HOW TO COMPLETE THIS TASK:
In the passage about GenEditBio, what has the company recently received FDA approval to begin?

The “natural resources” Zhu is referring to is GenEditBio’s massive library of thousands of unique, nonviral, nonlipid polymer nanoparticles — essentially delivery vehicles designed to safely transport gene-editing tools into specific cells.
The company says its NanoGalaxy platform uses AI to analyze data and identify how chemical structures correlate with specific tissue targets (like the eye, liver, or nervous system). The AI then predicts which tweaks to a delivery vehicle’s chemistry will help it carry a payload without triggering an immune response.
GenEditBio tests its ePDVs in vivo in wet labs, and the results are fed back into the AI to refine its predictive accuracy for the next round.
Efficient, tissue-specific delivery is a prerequisite for in vivo gene editing, says Zhu. She argues that her company’s approach reduces the cost of goods and standardizes a process that has historically been difficult to scale.
“It’s like getting an off-the-shelf drug [that works] for multiple patients, which makes the drugs more affordable and accessible to patients globally,” Zhu said.
Her company recently received FDA approval to begin trials of CRISPR therapy for corneal dystrophy.
Combating the persistent data problem
As with many AI-driven systems, progress in biotech ultimately runs up against a data problem. Modeling the edge cases of human biology requires far more high-quality data than researchers currently can get.
“We still need more ground truth data coming from patients,” Aliper said. “The corpus of data is heavily biased over the Western world, where it is generated. I think we need to have more efforts locally, to have a more balanced set of original data, or ground truth data, so that our models will also be more capable of dealing with it.”

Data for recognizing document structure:
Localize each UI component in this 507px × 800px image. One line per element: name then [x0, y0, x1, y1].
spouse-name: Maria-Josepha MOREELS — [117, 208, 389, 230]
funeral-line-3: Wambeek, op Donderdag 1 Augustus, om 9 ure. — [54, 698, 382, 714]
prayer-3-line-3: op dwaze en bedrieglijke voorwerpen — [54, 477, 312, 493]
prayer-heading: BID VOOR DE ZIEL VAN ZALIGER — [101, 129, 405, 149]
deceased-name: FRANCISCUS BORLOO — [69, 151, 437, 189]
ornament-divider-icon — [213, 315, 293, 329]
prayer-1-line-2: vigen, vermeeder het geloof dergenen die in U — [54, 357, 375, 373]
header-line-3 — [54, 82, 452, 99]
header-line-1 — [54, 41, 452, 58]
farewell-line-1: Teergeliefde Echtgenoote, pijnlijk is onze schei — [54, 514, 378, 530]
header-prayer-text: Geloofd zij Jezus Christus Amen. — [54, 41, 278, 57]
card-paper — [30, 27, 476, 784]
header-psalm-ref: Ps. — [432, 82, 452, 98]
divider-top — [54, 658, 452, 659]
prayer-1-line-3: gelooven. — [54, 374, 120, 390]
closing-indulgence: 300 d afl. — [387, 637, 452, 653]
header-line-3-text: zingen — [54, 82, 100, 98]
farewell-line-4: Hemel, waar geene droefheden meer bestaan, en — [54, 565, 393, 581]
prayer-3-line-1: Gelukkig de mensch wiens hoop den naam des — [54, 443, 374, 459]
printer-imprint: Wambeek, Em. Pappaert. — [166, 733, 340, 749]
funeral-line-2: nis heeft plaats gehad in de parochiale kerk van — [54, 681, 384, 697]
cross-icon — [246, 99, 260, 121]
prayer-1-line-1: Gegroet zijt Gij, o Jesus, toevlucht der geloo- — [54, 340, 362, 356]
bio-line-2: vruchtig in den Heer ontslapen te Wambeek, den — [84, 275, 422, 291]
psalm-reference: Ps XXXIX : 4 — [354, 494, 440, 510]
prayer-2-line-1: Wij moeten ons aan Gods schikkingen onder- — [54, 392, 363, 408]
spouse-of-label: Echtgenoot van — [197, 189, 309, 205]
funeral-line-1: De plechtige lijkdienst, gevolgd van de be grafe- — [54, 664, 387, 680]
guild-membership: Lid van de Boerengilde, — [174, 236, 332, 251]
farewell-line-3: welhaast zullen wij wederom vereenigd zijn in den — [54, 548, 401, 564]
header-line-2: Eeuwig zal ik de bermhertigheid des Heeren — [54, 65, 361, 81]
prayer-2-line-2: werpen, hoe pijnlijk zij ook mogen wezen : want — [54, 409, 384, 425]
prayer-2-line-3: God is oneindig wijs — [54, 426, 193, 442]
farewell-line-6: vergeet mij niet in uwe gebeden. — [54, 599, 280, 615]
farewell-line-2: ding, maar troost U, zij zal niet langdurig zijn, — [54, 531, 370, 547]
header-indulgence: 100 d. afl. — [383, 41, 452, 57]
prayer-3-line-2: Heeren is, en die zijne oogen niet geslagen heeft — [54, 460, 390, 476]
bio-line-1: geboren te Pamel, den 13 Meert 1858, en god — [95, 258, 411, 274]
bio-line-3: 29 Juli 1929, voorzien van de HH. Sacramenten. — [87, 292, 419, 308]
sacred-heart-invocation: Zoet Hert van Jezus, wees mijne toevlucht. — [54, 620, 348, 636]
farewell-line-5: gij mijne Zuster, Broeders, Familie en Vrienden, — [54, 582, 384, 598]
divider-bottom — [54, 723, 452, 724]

ANSWER TO THIS TASK:
Trials of CRISPR therapy for corneal dystrophy.